_Stated task A_
Answer these questions about the mailing-list post:
(i) Who is named as the sender of the post?
(ii) At the lowest level, is there a way to check for an attribute's presence without getting its value?
(iii) Which function does the quoted proposal say should be left alone?
_Stated task B_
In the collected data, swap "field-cell" for "grid-cell" and change nothing else. Begin at the listing's first line and end with the line containing "field-cell — [1051, 184, 1060, 193]".

_Passage_
--------------------------------

[Python-Dev] 'hasattr' is broken by design

Yury Selivanov yselivanov at gmail.com
Tue Aug 24 00:12:09 CEST 2010


> On 2010-08-23, at 6:00 PM, Guido van Rossum wrote:
> On Mon, Aug 23, 2010 at 2:22 PM, Yury Selivanov <yselivanov at gmail.com> wrote:
>> As I understand the only possible way to make 'hasattr' work as it name indicates (i.e. just check if attribute exists, not run it), is to add another magic method(s?) to the existing __getattr__ and __getattribute__ which will tell whether attribute exists or not, and by default this method would mimic current 'hasattr' behaviour.
> 
> You nailed it. At the lowest level (either in C or in Python) there is
> no way to check for an attribute's presence without getting its value.
> This has so far been fundamental, and everything else is just
> appearances.
> 
> I propose that this is good enough and that we should at this point
> not try to invent another protocol, just decide whether hasattr() can
> be fixed (and leaving PyObject_HasAttr*() alone).

--------------------------------

[Collected data]
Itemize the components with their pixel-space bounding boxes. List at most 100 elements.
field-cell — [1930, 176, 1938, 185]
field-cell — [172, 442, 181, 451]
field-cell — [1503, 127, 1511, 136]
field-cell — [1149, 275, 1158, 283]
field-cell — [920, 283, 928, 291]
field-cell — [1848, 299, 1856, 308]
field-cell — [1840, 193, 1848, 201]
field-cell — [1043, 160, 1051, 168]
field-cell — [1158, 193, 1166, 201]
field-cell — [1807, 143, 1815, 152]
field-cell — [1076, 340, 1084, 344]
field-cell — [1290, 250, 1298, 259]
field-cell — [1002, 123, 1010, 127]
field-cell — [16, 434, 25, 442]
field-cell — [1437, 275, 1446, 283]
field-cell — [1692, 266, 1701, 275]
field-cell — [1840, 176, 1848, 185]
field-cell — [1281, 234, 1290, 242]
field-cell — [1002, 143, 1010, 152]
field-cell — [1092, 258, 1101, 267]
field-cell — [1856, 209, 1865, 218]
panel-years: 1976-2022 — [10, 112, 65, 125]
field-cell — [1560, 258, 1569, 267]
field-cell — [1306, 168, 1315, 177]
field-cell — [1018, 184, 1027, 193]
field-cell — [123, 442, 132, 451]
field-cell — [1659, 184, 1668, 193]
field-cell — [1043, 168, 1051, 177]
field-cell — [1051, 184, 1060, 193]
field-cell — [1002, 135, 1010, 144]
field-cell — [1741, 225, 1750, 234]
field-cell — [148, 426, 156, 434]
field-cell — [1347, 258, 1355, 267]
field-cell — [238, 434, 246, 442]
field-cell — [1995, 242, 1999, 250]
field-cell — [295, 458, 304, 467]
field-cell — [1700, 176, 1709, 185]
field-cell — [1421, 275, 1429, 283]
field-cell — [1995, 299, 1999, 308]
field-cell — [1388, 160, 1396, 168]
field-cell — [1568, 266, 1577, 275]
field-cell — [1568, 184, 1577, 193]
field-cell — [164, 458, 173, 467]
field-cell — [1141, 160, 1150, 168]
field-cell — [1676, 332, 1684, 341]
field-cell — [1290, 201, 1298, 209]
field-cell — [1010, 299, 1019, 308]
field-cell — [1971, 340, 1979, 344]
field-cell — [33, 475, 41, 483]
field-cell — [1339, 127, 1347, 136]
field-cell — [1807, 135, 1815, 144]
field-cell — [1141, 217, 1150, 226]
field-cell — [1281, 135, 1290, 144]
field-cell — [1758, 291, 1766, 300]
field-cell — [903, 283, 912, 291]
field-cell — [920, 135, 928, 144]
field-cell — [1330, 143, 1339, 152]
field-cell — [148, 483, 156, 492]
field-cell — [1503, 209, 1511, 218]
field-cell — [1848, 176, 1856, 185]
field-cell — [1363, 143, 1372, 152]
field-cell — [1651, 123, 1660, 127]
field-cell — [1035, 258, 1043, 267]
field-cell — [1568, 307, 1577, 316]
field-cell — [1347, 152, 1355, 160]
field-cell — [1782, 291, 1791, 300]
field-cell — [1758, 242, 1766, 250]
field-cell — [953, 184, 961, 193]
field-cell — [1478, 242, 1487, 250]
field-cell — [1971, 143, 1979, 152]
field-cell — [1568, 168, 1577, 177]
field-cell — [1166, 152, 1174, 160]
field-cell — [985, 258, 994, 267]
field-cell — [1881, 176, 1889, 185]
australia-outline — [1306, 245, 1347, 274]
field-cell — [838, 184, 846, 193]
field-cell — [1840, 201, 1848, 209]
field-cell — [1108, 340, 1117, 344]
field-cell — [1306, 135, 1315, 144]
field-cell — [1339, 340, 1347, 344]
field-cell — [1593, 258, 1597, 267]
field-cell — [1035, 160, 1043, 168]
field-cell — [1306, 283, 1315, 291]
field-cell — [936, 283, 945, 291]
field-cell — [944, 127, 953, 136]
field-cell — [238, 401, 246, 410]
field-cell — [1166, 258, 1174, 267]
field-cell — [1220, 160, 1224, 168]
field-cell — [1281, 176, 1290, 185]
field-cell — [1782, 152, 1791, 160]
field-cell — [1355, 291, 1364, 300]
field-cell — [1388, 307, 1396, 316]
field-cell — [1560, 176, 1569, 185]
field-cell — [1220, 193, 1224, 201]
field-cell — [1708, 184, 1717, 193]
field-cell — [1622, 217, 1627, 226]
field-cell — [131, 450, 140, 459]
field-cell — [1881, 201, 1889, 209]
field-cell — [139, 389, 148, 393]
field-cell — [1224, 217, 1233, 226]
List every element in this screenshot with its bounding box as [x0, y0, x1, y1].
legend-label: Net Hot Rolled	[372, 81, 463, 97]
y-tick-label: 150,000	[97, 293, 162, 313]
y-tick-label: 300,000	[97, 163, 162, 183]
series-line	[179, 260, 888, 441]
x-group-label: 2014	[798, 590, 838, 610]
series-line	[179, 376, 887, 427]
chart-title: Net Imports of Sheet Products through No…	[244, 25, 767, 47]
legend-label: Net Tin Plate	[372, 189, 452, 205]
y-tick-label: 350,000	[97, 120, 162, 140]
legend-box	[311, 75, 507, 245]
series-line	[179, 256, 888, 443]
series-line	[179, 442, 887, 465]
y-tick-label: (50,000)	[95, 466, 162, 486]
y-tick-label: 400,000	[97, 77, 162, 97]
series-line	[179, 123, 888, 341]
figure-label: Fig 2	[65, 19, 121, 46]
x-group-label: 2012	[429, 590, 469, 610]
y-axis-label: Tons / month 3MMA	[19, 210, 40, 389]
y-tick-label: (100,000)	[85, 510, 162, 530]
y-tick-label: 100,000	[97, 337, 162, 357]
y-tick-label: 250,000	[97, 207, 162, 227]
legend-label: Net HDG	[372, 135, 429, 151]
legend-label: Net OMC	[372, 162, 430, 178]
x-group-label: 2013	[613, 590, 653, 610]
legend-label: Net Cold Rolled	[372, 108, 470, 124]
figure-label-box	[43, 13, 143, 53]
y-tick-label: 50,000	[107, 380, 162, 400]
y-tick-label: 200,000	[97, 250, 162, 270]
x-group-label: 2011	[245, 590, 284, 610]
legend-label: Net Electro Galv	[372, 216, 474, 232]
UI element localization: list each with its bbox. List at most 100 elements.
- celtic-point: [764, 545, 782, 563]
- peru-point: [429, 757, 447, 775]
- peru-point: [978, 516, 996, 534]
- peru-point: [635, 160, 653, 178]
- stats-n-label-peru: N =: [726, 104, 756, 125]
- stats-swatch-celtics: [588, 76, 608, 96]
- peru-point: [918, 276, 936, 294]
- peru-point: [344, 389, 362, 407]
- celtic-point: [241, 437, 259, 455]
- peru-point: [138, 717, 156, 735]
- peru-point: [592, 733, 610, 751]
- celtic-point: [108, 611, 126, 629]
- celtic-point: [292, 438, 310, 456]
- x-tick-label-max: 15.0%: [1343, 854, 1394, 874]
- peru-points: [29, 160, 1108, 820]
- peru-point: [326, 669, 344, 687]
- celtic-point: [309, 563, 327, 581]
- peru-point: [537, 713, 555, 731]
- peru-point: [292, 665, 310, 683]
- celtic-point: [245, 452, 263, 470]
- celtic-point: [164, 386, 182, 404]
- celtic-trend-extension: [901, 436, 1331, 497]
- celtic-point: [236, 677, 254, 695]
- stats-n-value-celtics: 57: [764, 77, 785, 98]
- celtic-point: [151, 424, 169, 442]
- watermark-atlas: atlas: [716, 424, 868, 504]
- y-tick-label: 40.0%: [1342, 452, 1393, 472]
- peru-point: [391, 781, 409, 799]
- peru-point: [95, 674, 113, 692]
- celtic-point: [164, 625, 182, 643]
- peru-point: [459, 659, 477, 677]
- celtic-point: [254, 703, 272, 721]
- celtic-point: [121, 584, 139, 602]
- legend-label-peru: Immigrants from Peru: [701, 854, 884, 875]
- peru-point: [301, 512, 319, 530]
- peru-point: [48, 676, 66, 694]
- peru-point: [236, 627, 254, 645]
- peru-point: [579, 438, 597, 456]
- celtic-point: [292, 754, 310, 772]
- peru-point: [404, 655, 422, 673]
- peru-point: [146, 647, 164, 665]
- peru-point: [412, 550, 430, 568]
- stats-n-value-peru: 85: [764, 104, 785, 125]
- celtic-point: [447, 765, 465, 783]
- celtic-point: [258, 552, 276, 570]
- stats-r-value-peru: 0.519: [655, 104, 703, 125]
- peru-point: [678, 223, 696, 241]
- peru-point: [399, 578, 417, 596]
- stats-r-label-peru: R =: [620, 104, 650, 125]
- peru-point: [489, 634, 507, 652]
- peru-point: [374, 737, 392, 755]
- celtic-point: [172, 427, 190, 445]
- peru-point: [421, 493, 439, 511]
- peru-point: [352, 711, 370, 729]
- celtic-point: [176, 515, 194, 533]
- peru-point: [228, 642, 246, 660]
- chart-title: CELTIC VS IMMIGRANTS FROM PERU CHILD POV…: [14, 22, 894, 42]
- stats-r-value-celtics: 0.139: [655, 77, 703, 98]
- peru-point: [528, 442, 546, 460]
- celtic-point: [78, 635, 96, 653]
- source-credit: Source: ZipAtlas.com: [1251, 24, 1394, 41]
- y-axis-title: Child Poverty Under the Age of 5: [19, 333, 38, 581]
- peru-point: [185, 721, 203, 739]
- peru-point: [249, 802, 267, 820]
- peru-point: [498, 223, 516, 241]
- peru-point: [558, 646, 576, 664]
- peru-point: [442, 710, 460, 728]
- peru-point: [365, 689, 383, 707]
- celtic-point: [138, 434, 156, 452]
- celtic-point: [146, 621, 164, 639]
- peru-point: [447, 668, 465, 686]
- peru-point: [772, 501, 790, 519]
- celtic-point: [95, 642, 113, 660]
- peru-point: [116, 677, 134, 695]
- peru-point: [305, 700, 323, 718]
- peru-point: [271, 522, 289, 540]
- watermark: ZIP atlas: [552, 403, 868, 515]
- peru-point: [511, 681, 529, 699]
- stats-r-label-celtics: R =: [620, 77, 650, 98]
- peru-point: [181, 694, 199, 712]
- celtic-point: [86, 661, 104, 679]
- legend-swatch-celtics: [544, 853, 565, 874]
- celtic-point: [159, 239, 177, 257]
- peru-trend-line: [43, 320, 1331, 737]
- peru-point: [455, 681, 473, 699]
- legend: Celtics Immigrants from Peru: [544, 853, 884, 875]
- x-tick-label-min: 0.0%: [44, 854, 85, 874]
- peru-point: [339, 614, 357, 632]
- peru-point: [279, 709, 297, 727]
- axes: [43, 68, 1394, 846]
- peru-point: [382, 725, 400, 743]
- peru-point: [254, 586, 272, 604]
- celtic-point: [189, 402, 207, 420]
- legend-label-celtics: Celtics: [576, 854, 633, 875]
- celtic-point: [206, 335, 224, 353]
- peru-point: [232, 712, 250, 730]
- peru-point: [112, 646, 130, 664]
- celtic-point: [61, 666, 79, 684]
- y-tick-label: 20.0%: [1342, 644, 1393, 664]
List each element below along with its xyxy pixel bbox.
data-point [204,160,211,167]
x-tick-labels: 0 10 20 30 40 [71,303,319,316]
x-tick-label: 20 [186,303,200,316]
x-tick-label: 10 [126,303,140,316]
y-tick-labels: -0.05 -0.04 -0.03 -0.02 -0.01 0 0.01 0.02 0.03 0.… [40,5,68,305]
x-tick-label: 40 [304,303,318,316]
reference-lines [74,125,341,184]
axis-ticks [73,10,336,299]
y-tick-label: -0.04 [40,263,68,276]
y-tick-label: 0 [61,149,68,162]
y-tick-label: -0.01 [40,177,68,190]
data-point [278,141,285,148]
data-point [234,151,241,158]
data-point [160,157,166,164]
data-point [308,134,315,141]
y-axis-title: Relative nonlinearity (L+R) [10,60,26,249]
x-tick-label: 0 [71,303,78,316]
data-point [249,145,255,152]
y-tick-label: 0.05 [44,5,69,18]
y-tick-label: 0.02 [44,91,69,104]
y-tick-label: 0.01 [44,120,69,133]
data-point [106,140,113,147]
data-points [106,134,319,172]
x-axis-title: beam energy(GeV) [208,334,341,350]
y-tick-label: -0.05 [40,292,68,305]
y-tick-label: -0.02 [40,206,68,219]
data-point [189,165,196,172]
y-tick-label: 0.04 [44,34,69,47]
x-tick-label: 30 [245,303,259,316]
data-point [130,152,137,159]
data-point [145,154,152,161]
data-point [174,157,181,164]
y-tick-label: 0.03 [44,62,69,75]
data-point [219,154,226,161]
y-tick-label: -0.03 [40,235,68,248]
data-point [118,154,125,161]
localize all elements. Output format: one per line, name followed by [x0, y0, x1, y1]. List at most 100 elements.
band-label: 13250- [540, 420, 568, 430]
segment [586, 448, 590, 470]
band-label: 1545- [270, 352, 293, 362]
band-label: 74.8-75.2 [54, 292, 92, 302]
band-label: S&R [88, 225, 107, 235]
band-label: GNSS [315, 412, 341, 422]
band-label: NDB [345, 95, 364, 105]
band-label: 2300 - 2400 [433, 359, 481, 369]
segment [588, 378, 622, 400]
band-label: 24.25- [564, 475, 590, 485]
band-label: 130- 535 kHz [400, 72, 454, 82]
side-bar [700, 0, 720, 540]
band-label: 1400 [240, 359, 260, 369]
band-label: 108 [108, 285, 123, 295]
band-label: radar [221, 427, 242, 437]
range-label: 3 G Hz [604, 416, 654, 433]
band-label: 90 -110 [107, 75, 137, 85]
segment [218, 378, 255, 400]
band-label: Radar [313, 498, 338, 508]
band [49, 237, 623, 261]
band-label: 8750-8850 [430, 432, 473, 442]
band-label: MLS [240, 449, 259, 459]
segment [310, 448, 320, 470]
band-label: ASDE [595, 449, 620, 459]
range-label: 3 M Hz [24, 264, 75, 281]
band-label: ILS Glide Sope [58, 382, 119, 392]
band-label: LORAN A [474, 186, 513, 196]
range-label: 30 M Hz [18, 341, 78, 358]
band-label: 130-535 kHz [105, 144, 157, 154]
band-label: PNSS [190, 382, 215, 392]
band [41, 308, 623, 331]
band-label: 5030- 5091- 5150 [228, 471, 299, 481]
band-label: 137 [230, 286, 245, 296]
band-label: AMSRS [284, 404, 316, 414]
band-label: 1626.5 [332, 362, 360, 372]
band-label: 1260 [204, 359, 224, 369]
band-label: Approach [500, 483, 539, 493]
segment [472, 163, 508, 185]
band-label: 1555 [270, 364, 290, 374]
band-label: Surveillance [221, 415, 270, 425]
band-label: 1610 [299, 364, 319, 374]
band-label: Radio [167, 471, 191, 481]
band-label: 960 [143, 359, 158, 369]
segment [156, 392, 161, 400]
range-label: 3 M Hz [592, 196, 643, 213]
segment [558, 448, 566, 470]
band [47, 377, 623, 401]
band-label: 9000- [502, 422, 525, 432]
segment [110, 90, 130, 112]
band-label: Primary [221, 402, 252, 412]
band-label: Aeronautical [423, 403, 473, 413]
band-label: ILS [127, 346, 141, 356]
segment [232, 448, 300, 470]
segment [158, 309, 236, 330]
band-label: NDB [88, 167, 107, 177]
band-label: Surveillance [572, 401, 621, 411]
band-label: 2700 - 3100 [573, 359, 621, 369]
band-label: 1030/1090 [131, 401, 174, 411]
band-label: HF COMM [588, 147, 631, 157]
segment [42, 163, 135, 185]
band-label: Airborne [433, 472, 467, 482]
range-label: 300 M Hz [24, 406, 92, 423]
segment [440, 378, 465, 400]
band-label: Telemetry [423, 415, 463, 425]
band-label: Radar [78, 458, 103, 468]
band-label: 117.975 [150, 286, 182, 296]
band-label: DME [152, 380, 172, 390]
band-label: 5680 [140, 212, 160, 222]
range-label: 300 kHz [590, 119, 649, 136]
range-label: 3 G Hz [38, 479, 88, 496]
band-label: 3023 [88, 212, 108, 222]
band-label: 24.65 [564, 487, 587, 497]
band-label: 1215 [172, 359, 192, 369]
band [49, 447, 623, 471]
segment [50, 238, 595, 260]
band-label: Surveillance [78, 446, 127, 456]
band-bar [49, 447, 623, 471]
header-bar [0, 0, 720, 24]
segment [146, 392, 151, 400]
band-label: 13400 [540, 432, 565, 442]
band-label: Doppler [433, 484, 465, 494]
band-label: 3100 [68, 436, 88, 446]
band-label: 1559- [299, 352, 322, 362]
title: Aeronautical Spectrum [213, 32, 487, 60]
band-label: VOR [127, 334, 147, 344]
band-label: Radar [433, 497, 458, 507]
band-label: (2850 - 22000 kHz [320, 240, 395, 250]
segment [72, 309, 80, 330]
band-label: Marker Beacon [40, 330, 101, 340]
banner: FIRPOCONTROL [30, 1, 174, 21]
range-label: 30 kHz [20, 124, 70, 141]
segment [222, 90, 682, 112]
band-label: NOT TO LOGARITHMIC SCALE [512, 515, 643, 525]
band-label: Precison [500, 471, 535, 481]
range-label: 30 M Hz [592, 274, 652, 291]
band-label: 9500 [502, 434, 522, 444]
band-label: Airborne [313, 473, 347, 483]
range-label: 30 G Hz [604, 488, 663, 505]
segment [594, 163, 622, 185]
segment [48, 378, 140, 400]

--------------------------------

_Expected output A_
(i) Yury Selivanov
(ii) No
(iii) PyObject_HasAttr*()

_Expected output B_
Itemize the components with their pixel-space bounding boxes. List at most 100 elements.
grid-cell — [1930, 176, 1938, 185]
grid-cell — [172, 442, 181, 451]
grid-cell — [1503, 127, 1511, 136]
grid-cell — [1149, 275, 1158, 283]
grid-cell — [920, 283, 928, 291]
grid-cell — [1848, 299, 1856, 308]
grid-cell — [1840, 193, 1848, 201]
grid-cell — [1043, 160, 1051, 168]
grid-cell — [1158, 193, 1166, 201]
grid-cell — [1807, 143, 1815, 152]
grid-cell — [1076, 340, 1084, 344]
grid-cell — [1290, 250, 1298, 259]
grid-cell — [1002, 123, 1010, 127]
grid-cell — [16, 434, 25, 442]
grid-cell — [1437, 275, 1446, 283]
grid-cell — [1692, 266, 1701, 275]
grid-cell — [1840, 176, 1848, 185]
grid-cell — [1281, 234, 1290, 242]
grid-cell — [1002, 143, 1010, 152]
grid-cell — [1092, 258, 1101, 267]
grid-cell — [1856, 209, 1865, 218]
panel-years: 1976-2022 — [10, 112, 65, 125]
grid-cell — [1560, 258, 1569, 267]
grid-cell — [1306, 168, 1315, 177]
grid-cell — [1018, 184, 1027, 193]
grid-cell — [123, 442, 132, 451]
grid-cell — [1659, 184, 1668, 193]
grid-cell — [1043, 168, 1051, 177]
grid-cell — [1051, 184, 1060, 193]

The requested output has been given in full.